- [EXERCISE AIM] Write the data below out exactly as it stands. Do not include the pictures.

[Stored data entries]

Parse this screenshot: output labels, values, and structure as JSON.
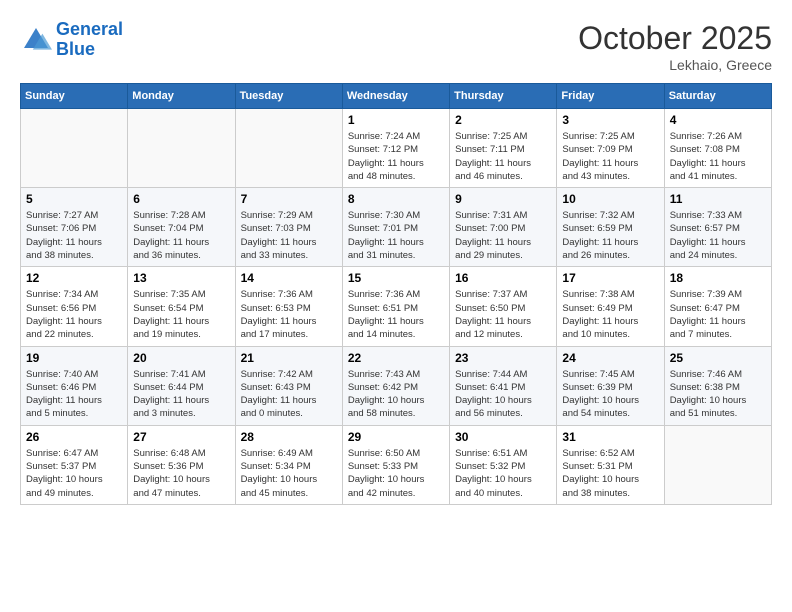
{
  "header": {
    "logo_line1": "General",
    "logo_line2": "Blue",
    "month": "October 2025",
    "location": "Lekhaio, Greece"
  },
  "weekdays": [
    "Sunday",
    "Monday",
    "Tuesday",
    "Wednesday",
    "Thursday",
    "Friday",
    "Saturday"
  ],
  "weeks": [
    [
      {
        "day": "",
        "text": ""
      },
      {
        "day": "",
        "text": ""
      },
      {
        "day": "",
        "text": ""
      },
      {
        "day": "1",
        "text": "Sunrise: 7:24 AM\nSunset: 7:12 PM\nDaylight: 11 hours\nand 48 minutes."
      },
      {
        "day": "2",
        "text": "Sunrise: 7:25 AM\nSunset: 7:11 PM\nDaylight: 11 hours\nand 46 minutes."
      },
      {
        "day": "3",
        "text": "Sunrise: 7:25 AM\nSunset: 7:09 PM\nDaylight: 11 hours\nand 43 minutes."
      },
      {
        "day": "4",
        "text": "Sunrise: 7:26 AM\nSunset: 7:08 PM\nDaylight: 11 hours\nand 41 minutes."
      }
    ],
    [
      {
        "day": "5",
        "text": "Sunrise: 7:27 AM\nSunset: 7:06 PM\nDaylight: 11 hours\nand 38 minutes."
      },
      {
        "day": "6",
        "text": "Sunrise: 7:28 AM\nSunset: 7:04 PM\nDaylight: 11 hours\nand 36 minutes."
      },
      {
        "day": "7",
        "text": "Sunrise: 7:29 AM\nSunset: 7:03 PM\nDaylight: 11 hours\nand 33 minutes."
      },
      {
        "day": "8",
        "text": "Sunrise: 7:30 AM\nSunset: 7:01 PM\nDaylight: 11 hours\nand 31 minutes."
      },
      {
        "day": "9",
        "text": "Sunrise: 7:31 AM\nSunset: 7:00 PM\nDaylight: 11 hours\nand 29 minutes."
      },
      {
        "day": "10",
        "text": "Sunrise: 7:32 AM\nSunset: 6:59 PM\nDaylight: 11 hours\nand 26 minutes."
      },
      {
        "day": "11",
        "text": "Sunrise: 7:33 AM\nSunset: 6:57 PM\nDaylight: 11 hours\nand 24 minutes."
      }
    ],
    [
      {
        "day": "12",
        "text": "Sunrise: 7:34 AM\nSunset: 6:56 PM\nDaylight: 11 hours\nand 22 minutes."
      },
      {
        "day": "13",
        "text": "Sunrise: 7:35 AM\nSunset: 6:54 PM\nDaylight: 11 hours\nand 19 minutes."
      },
      {
        "day": "14",
        "text": "Sunrise: 7:36 AM\nSunset: 6:53 PM\nDaylight: 11 hours\nand 17 minutes."
      },
      {
        "day": "15",
        "text": "Sunrise: 7:36 AM\nSunset: 6:51 PM\nDaylight: 11 hours\nand 14 minutes."
      },
      {
        "day": "16",
        "text": "Sunrise: 7:37 AM\nSunset: 6:50 PM\nDaylight: 11 hours\nand 12 minutes."
      },
      {
        "day": "17",
        "text": "Sunrise: 7:38 AM\nSunset: 6:49 PM\nDaylight: 11 hours\nand 10 minutes."
      },
      {
        "day": "18",
        "text": "Sunrise: 7:39 AM\nSunset: 6:47 PM\nDaylight: 11 hours\nand 7 minutes."
      }
    ],
    [
      {
        "day": "19",
        "text": "Sunrise: 7:40 AM\nSunset: 6:46 PM\nDaylight: 11 hours\nand 5 minutes."
      },
      {
        "day": "20",
        "text": "Sunrise: 7:41 AM\nSunset: 6:44 PM\nDaylight: 11 hours\nand 3 minutes."
      },
      {
        "day": "21",
        "text": "Sunrise: 7:42 AM\nSunset: 6:43 PM\nDaylight: 11 hours\nand 0 minutes."
      },
      {
        "day": "22",
        "text": "Sunrise: 7:43 AM\nSunset: 6:42 PM\nDaylight: 10 hours\nand 58 minutes."
      },
      {
        "day": "23",
        "text": "Sunrise: 7:44 AM\nSunset: 6:41 PM\nDaylight: 10 hours\nand 56 minutes."
      },
      {
        "day": "24",
        "text": "Sunrise: 7:45 AM\nSunset: 6:39 PM\nDaylight: 10 hours\nand 54 minutes."
      },
      {
        "day": "25",
        "text": "Sunrise: 7:46 AM\nSunset: 6:38 PM\nDaylight: 10 hours\nand 51 minutes."
      }
    ],
    [
      {
        "day": "26",
        "text": "Sunrise: 6:47 AM\nSunset: 5:37 PM\nDaylight: 10 hours\nand 49 minutes."
      },
      {
        "day": "27",
        "text": "Sunrise: 6:48 AM\nSunset: 5:36 PM\nDaylight: 10 hours\nand 47 minutes."
      },
      {
        "day": "28",
        "text": "Sunrise: 6:49 AM\nSunset: 5:34 PM\nDaylight: 10 hours\nand 45 minutes."
      },
      {
        "day": "29",
        "text": "Sunrise: 6:50 AM\nSunset: 5:33 PM\nDaylight: 10 hours\nand 42 minutes."
      },
      {
        "day": "30",
        "text": "Sunrise: 6:51 AM\nSunset: 5:32 PM\nDaylight: 10 hours\nand 40 minutes."
      },
      {
        "day": "31",
        "text": "Sunrise: 6:52 AM\nSunset: 5:31 PM\nDaylight: 10 hours\nand 38 minutes."
      },
      {
        "day": "",
        "text": ""
      }
    ]
  ]
}
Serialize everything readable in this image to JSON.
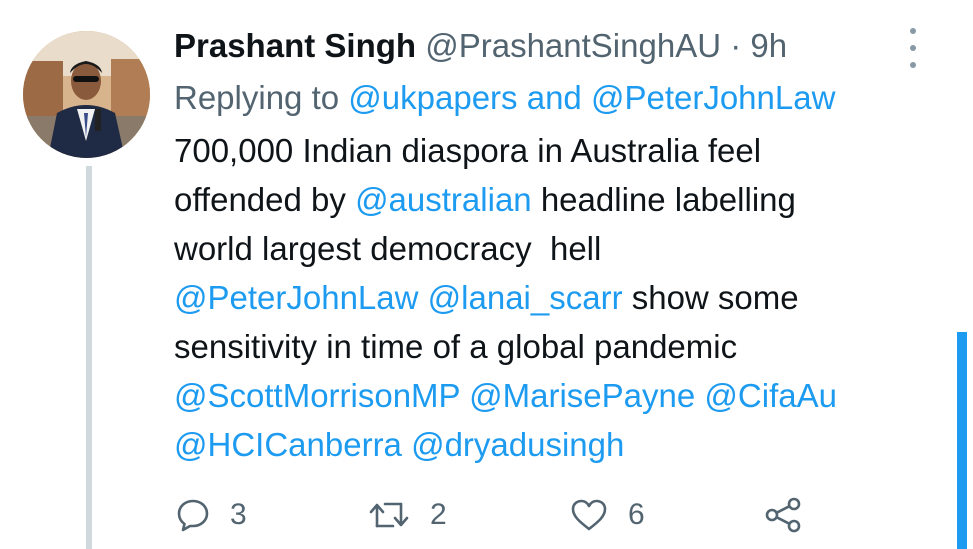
{
  "tweet": {
    "author_name": "Prashant Singh",
    "author_handle": "@PrashantSinghAU",
    "separator": "·",
    "time": "9h",
    "replying_prefix": "Replying to",
    "reply_to_1": "@ukpapers",
    "reply_and": "and",
    "reply_to_2": "@PeterJohnLaw",
    "body": {
      "l1": "700,000 Indian diaspora in Australia feel",
      "l2_a": "offended by ",
      "l2_mention": "@australian",
      "l2_b": " headline labelling",
      "l3": "world largest democracy  hell",
      "l4_m1": "@PeterJohnLaw",
      "l4_m2": "@lanai_scarr",
      "l4_b": " show some",
      "l5": "sensitivity in time of a global pandemic",
      "l6_m1": "@ScottMorrisonMP",
      "l6_m2": "@MarisePayne",
      "l6_m3": "@CifaAu",
      "l7_m1": "@HCICanberra",
      "l7_m2": "@dryadusingh"
    },
    "stats": {
      "replies": "3",
      "retweets": "2",
      "likes": "6"
    }
  },
  "icons": {
    "reply": "reply-icon",
    "retweet": "retweet-icon",
    "like": "heart-icon",
    "share": "share-icon",
    "more": "more-vertical-icon"
  },
  "colors": {
    "link": "#1d9bf0",
    "muted": "#536471",
    "text": "#0f1419",
    "thread_line": "#cfd9de",
    "scrollbar": "#1d9bf0"
  }
}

- [EXERCISE RESPONSE]
Parse this screenshot: output labels, values, and structure as JSON.
{
  "header": {
    "logo_line1": "General",
    "logo_line2": "Blue",
    "month": "October 2025",
    "location": "Lekhaio, Greece"
  },
  "weekdays": [
    "Sunday",
    "Monday",
    "Tuesday",
    "Wednesday",
    "Thursday",
    "Friday",
    "Saturday"
  ],
  "weeks": [
    [
      {
        "day": "",
        "text": ""
      },
      {
        "day": "",
        "text": ""
      },
      {
        "day": "",
        "text": ""
      },
      {
        "day": "1",
        "text": "Sunrise: 7:24 AM\nSunset: 7:12 PM\nDaylight: 11 hours\nand 48 minutes."
      },
      {
        "day": "2",
        "text": "Sunrise: 7:25 AM\nSunset: 7:11 PM\nDaylight: 11 hours\nand 46 minutes."
      },
      {
        "day": "3",
        "text": "Sunrise: 7:25 AM\nSunset: 7:09 PM\nDaylight: 11 hours\nand 43 minutes."
      },
      {
        "day": "4",
        "text": "Sunrise: 7:26 AM\nSunset: 7:08 PM\nDaylight: 11 hours\nand 41 minutes."
      }
    ],
    [
      {
        "day": "5",
        "text": "Sunrise: 7:27 AM\nSunset: 7:06 PM\nDaylight: 11 hours\nand 38 minutes."
      },
      {
        "day": "6",
        "text": "Sunrise: 7:28 AM\nSunset: 7:04 PM\nDaylight: 11 hours\nand 36 minutes."
      },
      {
        "day": "7",
        "text": "Sunrise: 7:29 AM\nSunset: 7:03 PM\nDaylight: 11 hours\nand 33 minutes."
      },
      {
        "day": "8",
        "text": "Sunrise: 7:30 AM\nSunset: 7:01 PM\nDaylight: 11 hours\nand 31 minutes."
      },
      {
        "day": "9",
        "text": "Sunrise: 7:31 AM\nSunset: 7:00 PM\nDaylight: 11 hours\nand 29 minutes."
      },
      {
        "day": "10",
        "text": "Sunrise: 7:32 AM\nSunset: 6:59 PM\nDaylight: 11 hours\nand 26 minutes."
      },
      {
        "day": "11",
        "text": "Sunrise: 7:33 AM\nSunset: 6:57 PM\nDaylight: 11 hours\nand 24 minutes."
      }
    ],
    [
      {
        "day": "12",
        "text": "Sunrise: 7:34 AM\nSunset: 6:56 PM\nDaylight: 11 hours\nand 22 minutes."
      },
      {
        "day": "13",
        "text": "Sunrise: 7:35 AM\nSunset: 6:54 PM\nDaylight: 11 hours\nand 19 minutes."
      },
      {
        "day": "14",
        "text": "Sunrise: 7:36 AM\nSunset: 6:53 PM\nDaylight: 11 hours\nand 17 minutes."
      },
      {
        "day": "15",
        "text": "Sunrise: 7:36 AM\nSunset: 6:51 PM\nDaylight: 11 hours\nand 14 minutes."
      },
      {
        "day": "16",
        "text": "Sunrise: 7:37 AM\nSunset: 6:50 PM\nDaylight: 11 hours\nand 12 minutes."
      },
      {
        "day": "17",
        "text": "Sunrise: 7:38 AM\nSunset: 6:49 PM\nDaylight: 11 hours\nand 10 minutes."
      },
      {
        "day": "18",
        "text": "Sunrise: 7:39 AM\nSunset: 6:47 PM\nDaylight: 11 hours\nand 7 minutes."
      }
    ],
    [
      {
        "day": "19",
        "text": "Sunrise: 7:40 AM\nSunset: 6:46 PM\nDaylight: 11 hours\nand 5 minutes."
      },
      {
        "day": "20",
        "text": "Sunrise: 7:41 AM\nSunset: 6:44 PM\nDaylight: 11 hours\nand 3 minutes."
      },
      {
        "day": "21",
        "text": "Sunrise: 7:42 AM\nSunset: 6:43 PM\nDaylight: 11 hours\nand 0 minutes."
      },
      {
        "day": "22",
        "text": "Sunrise: 7:43 AM\nSunset: 6:42 PM\nDaylight: 10 hours\nand 58 minutes."
      },
      {
        "day": "23",
        "text": "Sunrise: 7:44 AM\nSunset: 6:41 PM\nDaylight: 10 hours\nand 56 minutes."
      },
      {
        "day": "24",
        "text": "Sunrise: 7:45 AM\nSunset: 6:39 PM\nDaylight: 10 hours\nand 54 minutes."
      },
      {
        "day": "25",
        "text": "Sunrise: 7:46 AM\nSunset: 6:38 PM\nDaylight: 10 hours\nand 51 minutes."
      }
    ],
    [
      {
        "day": "26",
        "text": "Sunrise: 6:47 AM\nSunset: 5:37 PM\nDaylight: 10 hours\nand 49 minutes."
      },
      {
        "day": "27",
        "text": "Sunrise: 6:48 AM\nSunset: 5:36 PM\nDaylight: 10 hours\nand 47 minutes."
      },
      {
        "day": "28",
        "text": "Sunrise: 6:49 AM\nSunset: 5:34 PM\nDaylight: 10 hours\nand 45 minutes."
      },
      {
        "day": "29",
        "text": "Sunrise: 6:50 AM\nSunset: 5:33 PM\nDaylight: 10 hours\nand 42 minutes."
      },
      {
        "day": "30",
        "text": "Sunrise: 6:51 AM\nSunset: 5:32 PM\nDaylight: 10 hours\nand 40 minutes."
      },
      {
        "day": "31",
        "text": "Sunrise: 6:52 AM\nSunset: 5:31 PM\nDaylight: 10 hours\nand 38 minutes."
      },
      {
        "day": "",
        "text": ""
      }
    ]
  ]
}
Serialize everything readable in this image to JSON.
{
  "tweet": {
    "author_name": "Prashant Singh",
    "author_handle": "@PrashantSinghAU",
    "separator": "·",
    "time": "9h",
    "replying_prefix": "Replying to",
    "reply_to_1": "@ukpapers",
    "reply_and": "and",
    "reply_to_2": "@PeterJohnLaw",
    "body": {
      "l1": "700,000 Indian diaspora in Australia feel",
      "l2_a": "offended by ",
      "l2_mention": "@australian",
      "l2_b": " headline labelling",
      "l3": "world largest democracy  hell",
      "l4_m1": "@PeterJohnLaw",
      "l4_m2": "@lanai_scarr",
      "l4_b": " show some",
      "l5": "sensitivity in time of a global pandemic",
      "l6_m1": "@ScottMorrisonMP",
      "l6_m2": "@MarisePayne",
      "l6_m3": "@CifaAu",
      "l7_m1": "@HCICanberra",
      "l7_m2": "@dryadusingh"
    },
    "stats": {
      "replies": "3",
      "retweets": "2",
      "likes": "6"
    }
  },
  "icons": {
    "reply": "reply-icon",
    "retweet": "retweet-icon",
    "like": "heart-icon",
    "share": "share-icon",
    "more": "more-vertical-icon"
  },
  "colors": {
    "link": "#1d9bf0",
    "muted": "#536471",
    "text": "#0f1419",
    "thread_line": "#cfd9de",
    "scrollbar": "#1d9bf0"
  }
}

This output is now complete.